* **WORK INSTRUCTIONS**:
Reproduce the records below exactly, leaving out any pictures.
◇ ◇ ◇ ◇
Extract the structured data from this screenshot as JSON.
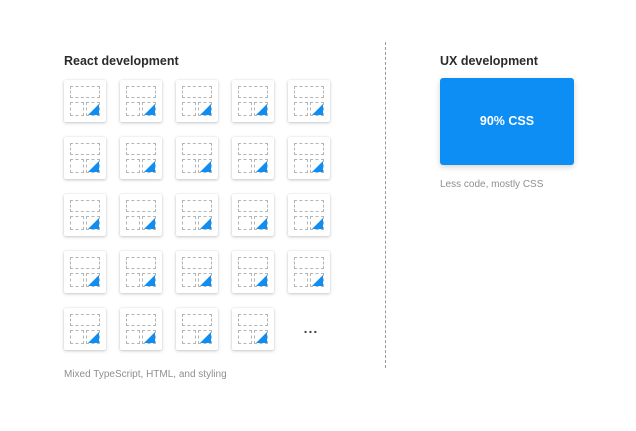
{
  "react": {
    "title": "React development",
    "caption": "Mixed TypeScript, HTML, and styling",
    "tile_count": 24,
    "more_indicator": "..."
  },
  "ux": {
    "title": "UX development",
    "box_label": "90% CSS",
    "caption": "Less code, mostly CSS"
  },
  "colors": {
    "accent": "#0d8ef5",
    "heading": "#2b2b2b",
    "caption": "#8f8f8f"
  }
}
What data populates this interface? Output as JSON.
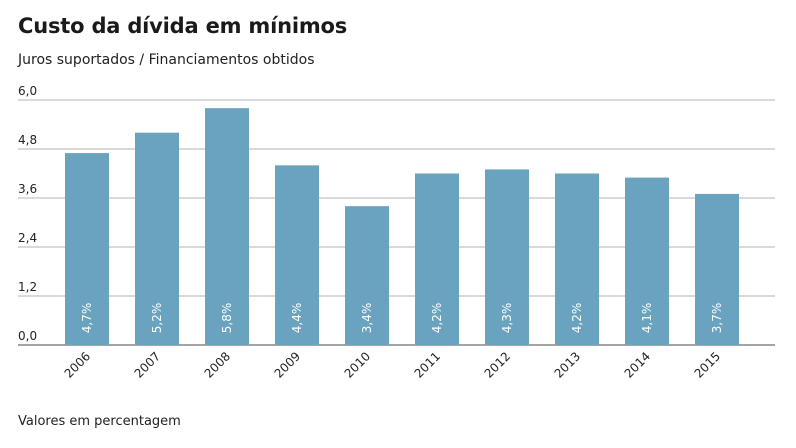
◇ ◇ ◇ ◇
* **THE REPLY**:
Extract the structured data from this screenshot as JSON.
{
  "react": {
    "title": "React development",
    "caption": "Mixed TypeScript, HTML, and styling",
    "tile_count": 24,
    "more_indicator": "..."
  },
  "ux": {
    "title": "UX development",
    "box_label": "90% CSS",
    "caption": "Less code, mostly CSS"
  },
  "colors": {
    "accent": "#0d8ef5",
    "heading": "#2b2b2b",
    "caption": "#8f8f8f"
  }
}
What data populates this interface? Output as JSON.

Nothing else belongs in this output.